WHAT TO PRODUCE:
Copy out the lines that include the word "yhigh".

ENTRIES PROVIDED:
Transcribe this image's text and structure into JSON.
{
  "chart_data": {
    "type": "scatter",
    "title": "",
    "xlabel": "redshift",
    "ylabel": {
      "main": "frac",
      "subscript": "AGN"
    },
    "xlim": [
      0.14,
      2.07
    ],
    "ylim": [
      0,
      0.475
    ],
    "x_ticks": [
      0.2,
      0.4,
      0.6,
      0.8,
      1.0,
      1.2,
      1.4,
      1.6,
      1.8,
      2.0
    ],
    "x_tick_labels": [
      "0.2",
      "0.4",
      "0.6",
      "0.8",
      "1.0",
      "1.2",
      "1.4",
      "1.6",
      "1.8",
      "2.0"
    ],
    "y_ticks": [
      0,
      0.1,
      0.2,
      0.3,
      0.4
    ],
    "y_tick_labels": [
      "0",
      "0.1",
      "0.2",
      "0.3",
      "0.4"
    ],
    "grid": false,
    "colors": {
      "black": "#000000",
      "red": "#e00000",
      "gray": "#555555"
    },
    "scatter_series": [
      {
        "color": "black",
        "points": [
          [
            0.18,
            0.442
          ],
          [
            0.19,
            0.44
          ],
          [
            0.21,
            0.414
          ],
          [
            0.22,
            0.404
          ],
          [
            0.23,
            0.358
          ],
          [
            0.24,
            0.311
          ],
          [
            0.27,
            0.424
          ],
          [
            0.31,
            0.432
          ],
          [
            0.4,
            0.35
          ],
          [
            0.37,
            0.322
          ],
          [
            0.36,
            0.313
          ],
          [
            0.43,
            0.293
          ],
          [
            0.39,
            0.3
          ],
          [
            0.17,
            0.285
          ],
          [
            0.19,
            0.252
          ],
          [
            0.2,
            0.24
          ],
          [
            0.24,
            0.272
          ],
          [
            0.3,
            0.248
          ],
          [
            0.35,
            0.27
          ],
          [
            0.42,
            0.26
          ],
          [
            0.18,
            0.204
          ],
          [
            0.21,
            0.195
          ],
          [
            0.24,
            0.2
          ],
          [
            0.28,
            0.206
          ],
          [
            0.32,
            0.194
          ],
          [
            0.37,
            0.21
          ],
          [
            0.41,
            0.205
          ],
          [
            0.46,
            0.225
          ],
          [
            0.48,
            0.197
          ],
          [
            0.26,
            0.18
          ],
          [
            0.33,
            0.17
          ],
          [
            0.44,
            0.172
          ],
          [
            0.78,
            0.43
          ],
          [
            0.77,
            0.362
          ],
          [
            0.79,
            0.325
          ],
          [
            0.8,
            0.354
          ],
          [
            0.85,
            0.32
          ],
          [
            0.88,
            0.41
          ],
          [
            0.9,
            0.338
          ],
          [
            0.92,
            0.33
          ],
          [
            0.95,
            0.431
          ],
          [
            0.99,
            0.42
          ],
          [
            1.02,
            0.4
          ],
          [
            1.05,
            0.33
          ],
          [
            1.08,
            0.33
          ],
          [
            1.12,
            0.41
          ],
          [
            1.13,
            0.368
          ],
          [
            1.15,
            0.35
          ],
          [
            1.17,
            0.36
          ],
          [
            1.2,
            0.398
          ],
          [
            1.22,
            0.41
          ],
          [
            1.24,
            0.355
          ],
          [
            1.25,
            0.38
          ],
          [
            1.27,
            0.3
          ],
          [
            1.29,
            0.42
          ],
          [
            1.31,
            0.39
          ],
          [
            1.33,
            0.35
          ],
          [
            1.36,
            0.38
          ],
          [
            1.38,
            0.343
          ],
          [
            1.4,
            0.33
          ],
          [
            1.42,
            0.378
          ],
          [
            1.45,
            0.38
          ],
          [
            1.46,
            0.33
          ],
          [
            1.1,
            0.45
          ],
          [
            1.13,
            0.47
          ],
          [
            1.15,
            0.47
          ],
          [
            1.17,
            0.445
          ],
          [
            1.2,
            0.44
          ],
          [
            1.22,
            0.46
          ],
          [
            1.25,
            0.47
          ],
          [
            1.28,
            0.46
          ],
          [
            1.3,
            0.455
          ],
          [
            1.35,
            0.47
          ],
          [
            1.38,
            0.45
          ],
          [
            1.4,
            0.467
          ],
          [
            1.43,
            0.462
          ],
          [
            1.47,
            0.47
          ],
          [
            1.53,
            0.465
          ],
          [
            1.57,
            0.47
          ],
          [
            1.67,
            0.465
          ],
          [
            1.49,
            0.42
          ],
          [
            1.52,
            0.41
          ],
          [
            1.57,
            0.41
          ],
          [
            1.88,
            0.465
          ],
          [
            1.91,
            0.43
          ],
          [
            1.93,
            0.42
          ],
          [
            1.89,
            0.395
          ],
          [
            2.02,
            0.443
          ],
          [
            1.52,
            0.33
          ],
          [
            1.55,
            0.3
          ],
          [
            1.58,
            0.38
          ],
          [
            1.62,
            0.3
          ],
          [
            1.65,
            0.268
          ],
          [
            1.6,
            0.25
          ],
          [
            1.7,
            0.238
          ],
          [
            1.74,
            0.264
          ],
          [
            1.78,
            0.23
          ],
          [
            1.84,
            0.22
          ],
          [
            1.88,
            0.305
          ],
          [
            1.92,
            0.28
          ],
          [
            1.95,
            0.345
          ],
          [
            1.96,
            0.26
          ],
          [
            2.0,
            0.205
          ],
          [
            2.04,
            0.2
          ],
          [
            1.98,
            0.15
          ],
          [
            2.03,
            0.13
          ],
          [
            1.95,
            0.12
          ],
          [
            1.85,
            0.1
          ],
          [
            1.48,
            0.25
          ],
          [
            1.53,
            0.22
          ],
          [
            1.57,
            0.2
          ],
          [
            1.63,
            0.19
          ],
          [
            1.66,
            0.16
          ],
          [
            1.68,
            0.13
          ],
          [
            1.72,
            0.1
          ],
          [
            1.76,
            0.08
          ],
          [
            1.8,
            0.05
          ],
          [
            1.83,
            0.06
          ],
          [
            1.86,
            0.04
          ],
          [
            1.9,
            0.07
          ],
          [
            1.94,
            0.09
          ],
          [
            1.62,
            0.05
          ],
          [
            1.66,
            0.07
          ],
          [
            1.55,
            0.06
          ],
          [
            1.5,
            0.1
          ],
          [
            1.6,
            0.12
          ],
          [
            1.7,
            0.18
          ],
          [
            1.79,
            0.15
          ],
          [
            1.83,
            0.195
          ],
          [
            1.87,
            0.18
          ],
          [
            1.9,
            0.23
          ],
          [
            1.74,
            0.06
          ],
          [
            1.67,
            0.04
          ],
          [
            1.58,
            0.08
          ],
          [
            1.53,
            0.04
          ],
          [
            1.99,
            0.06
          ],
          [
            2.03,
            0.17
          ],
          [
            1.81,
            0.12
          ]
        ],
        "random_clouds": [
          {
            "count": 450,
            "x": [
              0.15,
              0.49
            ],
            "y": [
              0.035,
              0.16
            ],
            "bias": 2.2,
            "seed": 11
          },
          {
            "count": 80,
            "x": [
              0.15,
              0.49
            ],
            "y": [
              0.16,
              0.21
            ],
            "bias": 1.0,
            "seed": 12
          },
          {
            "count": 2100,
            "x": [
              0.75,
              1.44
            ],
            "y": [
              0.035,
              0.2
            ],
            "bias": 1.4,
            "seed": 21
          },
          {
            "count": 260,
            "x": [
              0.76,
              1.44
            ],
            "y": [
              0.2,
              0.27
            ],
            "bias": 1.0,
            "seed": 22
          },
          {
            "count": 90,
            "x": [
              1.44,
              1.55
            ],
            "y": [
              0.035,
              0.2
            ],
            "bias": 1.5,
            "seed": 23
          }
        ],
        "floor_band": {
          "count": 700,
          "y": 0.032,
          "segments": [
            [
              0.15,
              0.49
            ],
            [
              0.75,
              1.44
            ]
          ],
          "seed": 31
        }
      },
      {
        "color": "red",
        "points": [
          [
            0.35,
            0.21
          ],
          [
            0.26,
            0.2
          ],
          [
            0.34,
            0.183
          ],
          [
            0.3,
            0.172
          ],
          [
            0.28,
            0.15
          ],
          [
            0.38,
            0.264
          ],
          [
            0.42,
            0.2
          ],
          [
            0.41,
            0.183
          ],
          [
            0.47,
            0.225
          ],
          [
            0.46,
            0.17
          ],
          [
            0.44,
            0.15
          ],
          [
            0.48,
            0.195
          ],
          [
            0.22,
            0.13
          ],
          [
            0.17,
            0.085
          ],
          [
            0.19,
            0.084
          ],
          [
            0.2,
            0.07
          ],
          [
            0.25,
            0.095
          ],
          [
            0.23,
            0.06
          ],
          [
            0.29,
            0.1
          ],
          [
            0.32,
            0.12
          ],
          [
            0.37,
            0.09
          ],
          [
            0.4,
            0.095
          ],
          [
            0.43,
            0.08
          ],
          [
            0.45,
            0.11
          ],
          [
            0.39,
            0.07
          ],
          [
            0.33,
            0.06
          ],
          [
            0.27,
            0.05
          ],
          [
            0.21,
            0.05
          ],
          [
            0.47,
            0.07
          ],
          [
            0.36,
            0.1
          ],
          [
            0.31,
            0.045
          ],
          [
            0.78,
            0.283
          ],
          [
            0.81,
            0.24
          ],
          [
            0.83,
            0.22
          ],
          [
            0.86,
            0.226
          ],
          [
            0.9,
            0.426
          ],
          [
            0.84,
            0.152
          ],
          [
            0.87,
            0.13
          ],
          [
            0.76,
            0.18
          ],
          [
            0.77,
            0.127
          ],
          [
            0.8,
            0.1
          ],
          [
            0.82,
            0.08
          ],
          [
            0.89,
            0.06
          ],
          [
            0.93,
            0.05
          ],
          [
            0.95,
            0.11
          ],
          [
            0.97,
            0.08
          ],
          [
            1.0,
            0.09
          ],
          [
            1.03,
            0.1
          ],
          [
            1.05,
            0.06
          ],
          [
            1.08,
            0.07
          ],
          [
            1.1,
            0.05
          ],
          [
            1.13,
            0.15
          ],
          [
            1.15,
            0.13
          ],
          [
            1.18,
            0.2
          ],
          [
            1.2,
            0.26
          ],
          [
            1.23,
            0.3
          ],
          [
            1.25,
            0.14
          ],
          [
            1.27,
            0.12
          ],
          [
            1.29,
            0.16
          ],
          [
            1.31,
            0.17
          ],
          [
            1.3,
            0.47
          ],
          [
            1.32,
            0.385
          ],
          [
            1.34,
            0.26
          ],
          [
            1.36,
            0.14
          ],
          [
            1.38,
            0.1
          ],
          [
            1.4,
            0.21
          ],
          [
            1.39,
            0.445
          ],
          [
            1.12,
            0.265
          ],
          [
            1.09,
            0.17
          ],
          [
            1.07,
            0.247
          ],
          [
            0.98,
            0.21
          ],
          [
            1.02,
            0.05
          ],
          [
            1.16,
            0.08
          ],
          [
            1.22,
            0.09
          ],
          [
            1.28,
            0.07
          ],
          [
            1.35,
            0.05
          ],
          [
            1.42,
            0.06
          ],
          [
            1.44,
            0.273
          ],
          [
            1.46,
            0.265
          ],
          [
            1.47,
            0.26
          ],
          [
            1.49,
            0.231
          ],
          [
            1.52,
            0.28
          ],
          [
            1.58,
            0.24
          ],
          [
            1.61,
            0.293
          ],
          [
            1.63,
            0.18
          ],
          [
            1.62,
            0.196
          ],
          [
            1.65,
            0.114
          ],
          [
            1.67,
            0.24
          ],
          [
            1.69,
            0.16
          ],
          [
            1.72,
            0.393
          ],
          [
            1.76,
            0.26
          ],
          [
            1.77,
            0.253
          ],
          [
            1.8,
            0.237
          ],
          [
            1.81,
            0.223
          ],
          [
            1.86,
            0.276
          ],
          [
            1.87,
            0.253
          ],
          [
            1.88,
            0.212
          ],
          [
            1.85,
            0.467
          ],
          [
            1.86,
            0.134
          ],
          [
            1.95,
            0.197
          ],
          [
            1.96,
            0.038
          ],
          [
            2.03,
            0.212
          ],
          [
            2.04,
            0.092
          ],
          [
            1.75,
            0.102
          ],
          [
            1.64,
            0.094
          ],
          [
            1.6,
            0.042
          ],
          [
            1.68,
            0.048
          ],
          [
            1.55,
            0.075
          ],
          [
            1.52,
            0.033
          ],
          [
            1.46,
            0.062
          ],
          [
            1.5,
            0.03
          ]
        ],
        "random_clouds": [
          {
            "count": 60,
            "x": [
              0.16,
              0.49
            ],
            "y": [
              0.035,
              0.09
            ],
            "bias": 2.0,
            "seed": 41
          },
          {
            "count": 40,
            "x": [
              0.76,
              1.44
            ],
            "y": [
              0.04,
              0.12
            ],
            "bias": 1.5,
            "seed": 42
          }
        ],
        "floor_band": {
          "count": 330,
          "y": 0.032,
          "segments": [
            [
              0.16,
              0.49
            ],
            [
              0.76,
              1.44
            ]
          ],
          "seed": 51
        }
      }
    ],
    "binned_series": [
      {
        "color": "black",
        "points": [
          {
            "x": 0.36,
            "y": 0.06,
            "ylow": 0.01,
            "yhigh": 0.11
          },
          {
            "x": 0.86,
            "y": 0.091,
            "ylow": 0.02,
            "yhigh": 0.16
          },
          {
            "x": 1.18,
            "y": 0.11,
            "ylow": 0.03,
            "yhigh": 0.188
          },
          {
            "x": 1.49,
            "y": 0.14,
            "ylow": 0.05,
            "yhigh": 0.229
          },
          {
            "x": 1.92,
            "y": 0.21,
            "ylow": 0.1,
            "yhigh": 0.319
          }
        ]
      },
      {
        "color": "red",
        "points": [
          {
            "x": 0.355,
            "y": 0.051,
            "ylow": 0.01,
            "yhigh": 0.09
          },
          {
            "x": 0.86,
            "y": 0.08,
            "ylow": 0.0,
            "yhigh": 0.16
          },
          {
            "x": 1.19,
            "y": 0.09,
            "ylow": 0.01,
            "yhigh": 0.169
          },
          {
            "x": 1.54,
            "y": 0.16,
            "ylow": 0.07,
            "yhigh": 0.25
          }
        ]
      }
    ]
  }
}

SOLVED EXERCISE:
            "yhigh": 0.11
            "yhigh": 0.16
            "yhigh": 0.188
            "yhigh": 0.229
            "yhigh": 0.319
            "yhigh": 0.09
            "yhigh": 0.16
            "yhigh": 0.169
            "yhigh": 0.25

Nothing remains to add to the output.